■ **Exercise requirements**
Wherever the word "Origen" appears in a line, copy that line.

::::::::

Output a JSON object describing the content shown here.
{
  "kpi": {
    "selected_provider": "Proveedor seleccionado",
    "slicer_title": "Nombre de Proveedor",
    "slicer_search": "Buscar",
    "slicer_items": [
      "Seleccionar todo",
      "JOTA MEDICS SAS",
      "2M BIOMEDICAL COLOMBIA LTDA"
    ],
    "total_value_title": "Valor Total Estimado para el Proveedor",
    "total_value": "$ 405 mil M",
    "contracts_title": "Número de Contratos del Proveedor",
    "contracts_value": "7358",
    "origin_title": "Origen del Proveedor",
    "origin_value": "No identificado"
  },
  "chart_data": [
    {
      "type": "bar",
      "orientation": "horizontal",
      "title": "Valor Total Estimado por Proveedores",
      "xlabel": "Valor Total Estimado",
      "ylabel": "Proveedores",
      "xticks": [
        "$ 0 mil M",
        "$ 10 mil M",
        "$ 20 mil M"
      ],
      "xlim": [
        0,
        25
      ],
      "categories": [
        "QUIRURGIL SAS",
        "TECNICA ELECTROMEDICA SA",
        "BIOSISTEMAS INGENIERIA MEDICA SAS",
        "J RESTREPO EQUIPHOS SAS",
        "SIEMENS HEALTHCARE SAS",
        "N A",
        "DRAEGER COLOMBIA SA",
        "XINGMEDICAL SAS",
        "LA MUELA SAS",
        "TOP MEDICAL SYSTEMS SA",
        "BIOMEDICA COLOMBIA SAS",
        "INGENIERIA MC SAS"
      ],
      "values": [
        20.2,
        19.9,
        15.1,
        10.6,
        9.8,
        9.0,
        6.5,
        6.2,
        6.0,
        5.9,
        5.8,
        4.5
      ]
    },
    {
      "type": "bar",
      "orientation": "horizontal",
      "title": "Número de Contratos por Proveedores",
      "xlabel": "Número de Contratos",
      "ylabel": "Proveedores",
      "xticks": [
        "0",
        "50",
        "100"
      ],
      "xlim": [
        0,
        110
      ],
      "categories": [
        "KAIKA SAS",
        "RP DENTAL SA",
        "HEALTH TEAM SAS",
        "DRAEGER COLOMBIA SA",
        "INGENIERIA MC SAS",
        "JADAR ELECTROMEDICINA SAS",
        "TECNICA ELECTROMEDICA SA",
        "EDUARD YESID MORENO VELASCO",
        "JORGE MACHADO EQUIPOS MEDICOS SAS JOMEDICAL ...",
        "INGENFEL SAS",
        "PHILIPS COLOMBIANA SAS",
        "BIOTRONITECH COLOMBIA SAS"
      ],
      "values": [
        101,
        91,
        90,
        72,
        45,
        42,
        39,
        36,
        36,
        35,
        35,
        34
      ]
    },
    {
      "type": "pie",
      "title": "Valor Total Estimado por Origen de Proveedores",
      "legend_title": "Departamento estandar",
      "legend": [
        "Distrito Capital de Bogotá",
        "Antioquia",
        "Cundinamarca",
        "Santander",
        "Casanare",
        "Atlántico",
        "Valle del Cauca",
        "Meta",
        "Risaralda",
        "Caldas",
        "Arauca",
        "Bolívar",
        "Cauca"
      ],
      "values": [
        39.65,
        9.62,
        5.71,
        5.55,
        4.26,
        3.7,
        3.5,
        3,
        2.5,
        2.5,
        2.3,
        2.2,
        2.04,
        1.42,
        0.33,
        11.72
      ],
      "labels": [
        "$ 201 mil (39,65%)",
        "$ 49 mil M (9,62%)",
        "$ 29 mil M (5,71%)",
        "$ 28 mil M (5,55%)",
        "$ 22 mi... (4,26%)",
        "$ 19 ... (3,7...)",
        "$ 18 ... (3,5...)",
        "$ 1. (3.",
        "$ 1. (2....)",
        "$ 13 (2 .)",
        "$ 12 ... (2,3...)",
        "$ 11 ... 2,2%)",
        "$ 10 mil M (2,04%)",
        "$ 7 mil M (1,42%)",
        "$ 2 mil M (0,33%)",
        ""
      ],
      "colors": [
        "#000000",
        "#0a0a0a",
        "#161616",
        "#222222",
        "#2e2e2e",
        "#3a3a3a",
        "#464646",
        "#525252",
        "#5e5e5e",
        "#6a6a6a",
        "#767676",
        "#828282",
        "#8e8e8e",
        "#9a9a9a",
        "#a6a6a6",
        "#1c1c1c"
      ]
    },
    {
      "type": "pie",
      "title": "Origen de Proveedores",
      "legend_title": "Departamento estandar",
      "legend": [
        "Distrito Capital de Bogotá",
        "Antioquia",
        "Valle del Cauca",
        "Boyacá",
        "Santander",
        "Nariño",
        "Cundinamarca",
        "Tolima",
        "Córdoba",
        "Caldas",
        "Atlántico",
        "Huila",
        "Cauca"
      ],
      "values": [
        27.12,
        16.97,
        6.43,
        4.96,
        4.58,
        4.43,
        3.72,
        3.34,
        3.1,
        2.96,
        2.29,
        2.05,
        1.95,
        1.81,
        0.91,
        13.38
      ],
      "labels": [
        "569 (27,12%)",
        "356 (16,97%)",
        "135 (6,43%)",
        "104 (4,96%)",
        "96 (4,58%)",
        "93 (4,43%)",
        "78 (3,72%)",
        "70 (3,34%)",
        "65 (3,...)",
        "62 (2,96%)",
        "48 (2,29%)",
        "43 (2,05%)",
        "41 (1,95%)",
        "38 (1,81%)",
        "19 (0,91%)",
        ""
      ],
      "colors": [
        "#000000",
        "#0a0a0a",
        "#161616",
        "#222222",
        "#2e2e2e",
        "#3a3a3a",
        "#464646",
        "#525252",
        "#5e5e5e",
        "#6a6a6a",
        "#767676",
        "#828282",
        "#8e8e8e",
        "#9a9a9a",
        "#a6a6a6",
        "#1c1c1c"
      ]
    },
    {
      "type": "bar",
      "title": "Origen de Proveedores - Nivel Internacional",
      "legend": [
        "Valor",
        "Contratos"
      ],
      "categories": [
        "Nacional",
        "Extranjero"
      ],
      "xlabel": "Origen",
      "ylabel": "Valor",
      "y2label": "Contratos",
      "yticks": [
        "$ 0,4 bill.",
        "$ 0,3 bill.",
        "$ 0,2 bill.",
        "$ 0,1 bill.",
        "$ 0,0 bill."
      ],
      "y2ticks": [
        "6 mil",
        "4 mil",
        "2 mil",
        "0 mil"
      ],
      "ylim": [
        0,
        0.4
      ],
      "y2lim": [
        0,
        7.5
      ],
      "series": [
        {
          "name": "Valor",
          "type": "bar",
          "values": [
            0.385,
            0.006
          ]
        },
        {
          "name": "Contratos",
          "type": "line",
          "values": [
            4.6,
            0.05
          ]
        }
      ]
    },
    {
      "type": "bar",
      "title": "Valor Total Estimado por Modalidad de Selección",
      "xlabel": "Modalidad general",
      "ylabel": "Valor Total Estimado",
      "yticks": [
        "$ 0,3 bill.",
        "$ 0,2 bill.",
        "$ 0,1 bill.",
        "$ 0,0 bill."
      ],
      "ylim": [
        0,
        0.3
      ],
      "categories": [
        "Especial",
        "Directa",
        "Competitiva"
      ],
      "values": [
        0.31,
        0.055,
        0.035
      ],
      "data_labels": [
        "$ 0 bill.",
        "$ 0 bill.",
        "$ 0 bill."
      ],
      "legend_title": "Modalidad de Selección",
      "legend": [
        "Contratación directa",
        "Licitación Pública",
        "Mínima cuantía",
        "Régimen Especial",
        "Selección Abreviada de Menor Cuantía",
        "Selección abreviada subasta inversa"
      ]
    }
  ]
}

::::::::

■ **Worked solution**
    "origin_title": "Origen del Proveedor",
      "title": "Valor Total Estimado por Origen de Proveedores",
      "title": "Origen de Proveedores",
      "title": "Origen de Proveedores - Nivel Internacional",
      "xlabel": "Origen",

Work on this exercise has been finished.